Available records:

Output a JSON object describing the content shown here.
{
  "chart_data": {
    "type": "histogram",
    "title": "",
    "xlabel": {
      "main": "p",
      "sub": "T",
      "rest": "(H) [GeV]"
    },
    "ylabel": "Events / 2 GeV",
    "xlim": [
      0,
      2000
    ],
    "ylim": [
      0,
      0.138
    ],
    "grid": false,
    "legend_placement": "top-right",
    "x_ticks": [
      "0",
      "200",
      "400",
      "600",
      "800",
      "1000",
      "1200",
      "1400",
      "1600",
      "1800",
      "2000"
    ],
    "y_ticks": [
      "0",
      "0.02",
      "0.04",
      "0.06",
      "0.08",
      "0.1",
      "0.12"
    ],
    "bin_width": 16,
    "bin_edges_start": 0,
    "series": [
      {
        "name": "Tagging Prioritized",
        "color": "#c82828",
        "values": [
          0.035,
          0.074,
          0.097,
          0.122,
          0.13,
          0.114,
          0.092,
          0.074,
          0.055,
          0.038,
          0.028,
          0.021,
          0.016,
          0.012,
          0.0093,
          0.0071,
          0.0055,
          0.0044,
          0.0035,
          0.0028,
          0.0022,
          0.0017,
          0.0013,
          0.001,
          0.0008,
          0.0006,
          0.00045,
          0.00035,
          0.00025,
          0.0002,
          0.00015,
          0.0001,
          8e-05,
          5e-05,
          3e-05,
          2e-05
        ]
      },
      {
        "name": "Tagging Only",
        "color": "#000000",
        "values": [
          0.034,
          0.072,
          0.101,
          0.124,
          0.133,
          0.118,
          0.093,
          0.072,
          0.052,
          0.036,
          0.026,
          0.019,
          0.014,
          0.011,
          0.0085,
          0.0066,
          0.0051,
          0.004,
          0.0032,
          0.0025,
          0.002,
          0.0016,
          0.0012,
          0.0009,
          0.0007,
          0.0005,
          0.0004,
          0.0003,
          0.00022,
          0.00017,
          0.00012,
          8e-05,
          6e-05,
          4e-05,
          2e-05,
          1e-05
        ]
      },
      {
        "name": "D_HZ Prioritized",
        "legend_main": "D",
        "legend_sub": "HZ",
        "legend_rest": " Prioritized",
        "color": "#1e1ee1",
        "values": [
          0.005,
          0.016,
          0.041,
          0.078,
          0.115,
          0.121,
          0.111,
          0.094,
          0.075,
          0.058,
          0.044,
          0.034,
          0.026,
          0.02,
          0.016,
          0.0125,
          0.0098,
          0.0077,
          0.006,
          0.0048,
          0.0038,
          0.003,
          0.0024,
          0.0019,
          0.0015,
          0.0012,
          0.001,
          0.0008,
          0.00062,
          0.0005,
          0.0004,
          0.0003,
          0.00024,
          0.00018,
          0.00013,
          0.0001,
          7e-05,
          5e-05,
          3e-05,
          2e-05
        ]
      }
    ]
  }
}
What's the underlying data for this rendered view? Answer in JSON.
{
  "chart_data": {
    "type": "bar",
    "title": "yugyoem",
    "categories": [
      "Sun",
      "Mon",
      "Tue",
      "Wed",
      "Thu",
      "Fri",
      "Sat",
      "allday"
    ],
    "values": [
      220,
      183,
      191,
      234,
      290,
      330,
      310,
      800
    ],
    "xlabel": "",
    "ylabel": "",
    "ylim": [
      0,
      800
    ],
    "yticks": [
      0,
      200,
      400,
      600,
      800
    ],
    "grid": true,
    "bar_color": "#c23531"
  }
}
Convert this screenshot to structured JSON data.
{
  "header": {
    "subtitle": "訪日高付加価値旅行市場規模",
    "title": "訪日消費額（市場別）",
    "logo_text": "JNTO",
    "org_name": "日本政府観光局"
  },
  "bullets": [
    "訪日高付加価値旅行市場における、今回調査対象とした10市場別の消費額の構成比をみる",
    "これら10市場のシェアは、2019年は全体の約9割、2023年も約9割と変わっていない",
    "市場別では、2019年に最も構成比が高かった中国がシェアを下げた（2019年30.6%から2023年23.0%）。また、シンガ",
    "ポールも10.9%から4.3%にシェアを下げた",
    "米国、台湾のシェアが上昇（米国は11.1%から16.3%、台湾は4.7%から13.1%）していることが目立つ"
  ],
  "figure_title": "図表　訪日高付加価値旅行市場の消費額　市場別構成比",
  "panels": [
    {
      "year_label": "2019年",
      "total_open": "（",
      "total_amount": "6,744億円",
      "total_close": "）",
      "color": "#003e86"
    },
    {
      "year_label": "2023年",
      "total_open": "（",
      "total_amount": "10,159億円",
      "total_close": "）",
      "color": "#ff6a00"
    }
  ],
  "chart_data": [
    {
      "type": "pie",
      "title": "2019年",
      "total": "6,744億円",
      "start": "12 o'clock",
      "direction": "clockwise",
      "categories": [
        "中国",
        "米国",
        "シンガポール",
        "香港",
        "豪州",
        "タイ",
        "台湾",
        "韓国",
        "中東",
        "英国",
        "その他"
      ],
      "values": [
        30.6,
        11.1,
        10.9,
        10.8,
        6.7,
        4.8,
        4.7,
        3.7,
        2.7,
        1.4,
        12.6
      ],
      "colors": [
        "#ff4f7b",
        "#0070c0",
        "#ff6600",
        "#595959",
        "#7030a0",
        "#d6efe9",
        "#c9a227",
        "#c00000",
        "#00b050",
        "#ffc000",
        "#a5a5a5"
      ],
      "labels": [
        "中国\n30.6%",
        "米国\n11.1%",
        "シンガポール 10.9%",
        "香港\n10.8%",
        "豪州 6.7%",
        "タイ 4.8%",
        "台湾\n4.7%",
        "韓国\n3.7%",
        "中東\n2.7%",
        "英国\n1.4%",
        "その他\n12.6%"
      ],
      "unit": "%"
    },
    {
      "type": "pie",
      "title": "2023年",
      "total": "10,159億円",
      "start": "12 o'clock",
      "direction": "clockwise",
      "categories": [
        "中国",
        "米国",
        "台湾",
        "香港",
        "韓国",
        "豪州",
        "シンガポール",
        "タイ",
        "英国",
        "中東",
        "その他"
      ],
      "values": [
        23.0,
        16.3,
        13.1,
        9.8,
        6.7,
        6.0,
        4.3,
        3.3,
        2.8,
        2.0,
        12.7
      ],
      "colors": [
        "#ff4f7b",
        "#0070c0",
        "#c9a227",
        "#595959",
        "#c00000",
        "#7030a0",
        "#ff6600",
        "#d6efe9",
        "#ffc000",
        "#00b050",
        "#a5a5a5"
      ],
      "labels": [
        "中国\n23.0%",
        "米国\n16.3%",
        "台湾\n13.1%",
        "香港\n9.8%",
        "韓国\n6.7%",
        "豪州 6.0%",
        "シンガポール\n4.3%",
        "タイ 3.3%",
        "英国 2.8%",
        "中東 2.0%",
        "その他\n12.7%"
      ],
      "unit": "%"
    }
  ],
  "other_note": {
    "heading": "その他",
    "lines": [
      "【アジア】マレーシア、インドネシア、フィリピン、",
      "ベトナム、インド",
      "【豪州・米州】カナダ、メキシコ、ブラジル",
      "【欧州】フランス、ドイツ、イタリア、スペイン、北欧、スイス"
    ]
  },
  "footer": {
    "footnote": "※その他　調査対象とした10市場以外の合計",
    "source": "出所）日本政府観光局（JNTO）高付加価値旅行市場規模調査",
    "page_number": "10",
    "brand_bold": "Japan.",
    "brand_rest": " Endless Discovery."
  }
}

Task goal:
Nothing in the listing may be changed; retype it all exactly.

Correct response:
Output a JSON object describing the content shown here.
{
  "chart_data": {
    "type": "histogram",
    "title": "",
    "xlabel": {
      "main": "p",
      "sub": "T",
      "rest": "(H) [GeV]"
    },
    "ylabel": "Events / 2 GeV",
    "xlim": [
      0,
      2000
    ],
    "ylim": [
      0,
      0.138
    ],
    "grid": false,
    "legend_placement": "top-right",
    "x_ticks": [
      "0",
      "200",
      "400",
      "600",
      "800",
      "1000",
      "1200",
      "1400",
      "1600",
      "1800",
      "2000"
    ],
    "y_ticks": [
      "0",
      "0.02",
      "0.04",
      "0.06",
      "0.08",
      "0.1",
      "0.12"
    ],
    "bin_width": 16,
    "bin_edges_start": 0,
    "series": [
      {
        "name": "Tagging Prioritized",
        "color": "#c82828",
        "values": [
          0.035,
          0.074,
          0.097,
          0.122,
          0.13,
          0.114,
          0.092,
          0.074,
          0.055,
          0.038,
          0.028,
          0.021,
          0.016,
          0.012,
          0.0093,
          0.0071,
          0.0055,
          0.0044,
          0.0035,
          0.0028,
          0.0022,
          0.0017,
          0.0013,
          0.001,
          0.0008,
          0.0006,
          0.00045,
          0.00035,
          0.00025,
          0.0002,
          0.00015,
          0.0001,
          8e-05,
          5e-05,
          3e-05,
          2e-05
        ]
      },
      {
        "name": "Tagging Only",
        "color": "#000000",
        "values": [
          0.034,
          0.072,
          0.101,
          0.124,
          0.133,
          0.118,
          0.093,
          0.072,
          0.052,
          0.036,
          0.026,
          0.019,
          0.014,
          0.011,
          0.0085,
          0.0066,
          0.0051,
          0.004,
          0.0032,
          0.0025,
          0.002,
          0.0016,
          0.0012,
          0.0009,
          0.0007,
          0.0005,
          0.0004,
          0.0003,
          0.00022,
          0.00017,
          0.00012,
          8e-05,
          6e-05,
          4e-05,
          2e-05,
          1e-05
        ]
      },
      {
        "name": "D_HZ Prioritized",
        "legend_main": "D",
        "legend_sub": "HZ",
        "legend_rest": " Prioritized",
        "color": "#1e1ee1",
        "values": [
          0.005,
          0.016,
          0.041,
          0.078,
          0.115,
          0.121,
          0.111,
          0.094,
          0.075,
          0.058,
          0.044,
          0.034,
          0.026,
          0.02,
          0.016,
          0.0125,
          0.0098,
          0.0077,
          0.006,
          0.0048,
          0.0038,
          0.003,
          0.0024,
          0.0019,
          0.0015,
          0.0012,
          0.001,
          0.0008,
          0.00062,
          0.0005,
          0.0004,
          0.0003,
          0.00024,
          0.00018,
          0.00013,
          0.0001,
          7e-05,
          5e-05,
          3e-05,
          2e-05
        ]
      }
    ]
  }
}
What's the underlying data for this rendered view? Answer in JSON.
{
  "chart_data": {
    "type": "bar",
    "title": "yugyoem",
    "categories": [
      "Sun",
      "Mon",
      "Tue",
      "Wed",
      "Thu",
      "Fri",
      "Sat",
      "allday"
    ],
    "values": [
      220,
      183,
      191,
      234,
      290,
      330,
      310,
      800
    ],
    "xlabel": "",
    "ylabel": "",
    "ylim": [
      0,
      800
    ],
    "yticks": [
      0,
      200,
      400,
      600,
      800
    ],
    "grid": true,
    "bar_color": "#c23531"
  }
}
Convert this screenshot to structured JSON data.
{
  "header": {
    "subtitle": "訪日高付加価値旅行市場規模",
    "title": "訪日消費額（市場別）",
    "logo_text": "JNTO",
    "org_name": "日本政府観光局"
  },
  "bullets": [
    "訪日高付加価値旅行市場における、今回調査対象とした10市場別の消費額の構成比をみる",
    "これら10市場のシェアは、2019年は全体の約9割、2023年も約9割と変わっていない",
    "市場別では、2019年に最も構成比が高かった中国がシェアを下げた（2019年30.6%から2023年23.0%）。また、シンガ",
    "ポールも10.9%から4.3%にシェアを下げた",
    "米国、台湾のシェアが上昇（米国は11.1%から16.3%、台湾は4.7%から13.1%）していることが目立つ"
  ],
  "figure_title": "図表　訪日高付加価値旅行市場の消費額　市場別構成比",
  "panels": [
    {
      "year_label": "2019年",
      "total_open": "（",
      "total_amount": "6,744億円",
      "total_close": "）",
      "color": "#003e86"
    },
    {
      "year_label": "2023年",
      "total_open": "（",
      "total_amount": "10,159億円",
      "total_close": "）",
      "color": "#ff6a00"
    }
  ],
  "chart_data": [
    {
      "type": "pie",
      "title": "2019年",
      "total": "6,744億円",
      "start": "12 o'clock",
      "direction": "clockwise",
      "categories": [
        "中国",
        "米国",
        "シンガポール",
        "香港",
        "豪州",
        "タイ",
        "台湾",
        "韓国",
        "中東",
        "英国",
        "その他"
      ],
      "values": [
        30.6,
        11.1,
        10.9,
        10.8,
        6.7,
        4.8,
        4.7,
        3.7,
        2.7,
        1.4,
        12.6
      ],
      "colors": [
        "#ff4f7b",
        "#0070c0",
        "#ff6600",
        "#595959",
        "#7030a0",
        "#d6efe9",
        "#c9a227",
        "#c00000",
        "#00b050",
        "#ffc000",
        "#a5a5a5"
      ],
      "labels": [
        "中国\n30.6%",
        "米国\n11.1%",
        "シンガポール 10.9%",
        "香港\n10.8%",
        "豪州 6.7%",
        "タイ 4.8%",
        "台湾\n4.7%",
        "韓国\n3.7%",
        "中東\n2.7%",
        "英国\n1.4%",
        "その他\n12.6%"
      ],
      "unit": "%"
    },
    {
      "type": "pie",
      "title": "2023年",
      "total": "10,159億円",
      "start": "12 o'clock",
      "direction": "clockwise",
      "categories": [
        "中国",
        "米国",
        "台湾",
        "香港",
        "韓国",
        "豪州",
        "シンガポール",
        "タイ",
        "英国",
        "中東",
        "その他"
      ],
      "values": [
        23.0,
        16.3,
        13.1,
        9.8,
        6.7,
        6.0,
        4.3,
        3.3,
        2.8,
        2.0,
        12.7
      ],
      "colors": [
        "#ff4f7b",
        "#0070c0",
        "#c9a227",
        "#595959",
        "#c00000",
        "#7030a0",
        "#ff6600",
        "#d6efe9",
        "#ffc000",
        "#00b050",
        "#a5a5a5"
      ],
      "labels": [
        "中国\n23.0%",
        "米国\n16.3%",
        "台湾\n13.1%",
        "香港\n9.8%",
        "韓国\n6.7%",
        "豪州 6.0%",
        "シンガポール\n4.3%",
        "タイ 3.3%",
        "英国 2.8%",
        "中東 2.0%",
        "その他\n12.7%"
      ],
      "unit": "%"
    }
  ],
  "other_note": {
    "heading": "その他",
    "lines": [
      "【アジア】マレーシア、インドネシア、フィリピン、",
      "ベトナム、インド",
      "【豪州・米州】カナダ、メキシコ、ブラジル",
      "【欧州】フランス、ドイツ、イタリア、スペイン、北欧、スイス"
    ]
  },
  "footer": {
    "footnote": "※その他　調査対象とした10市場以外の合計",
    "source": "出所）日本政府観光局（JNTO）高付加価値旅行市場規模調査",
    "page_number": "10",
    "brand_bold": "Japan.",
    "brand_rest": " Endless Discovery."
  }
}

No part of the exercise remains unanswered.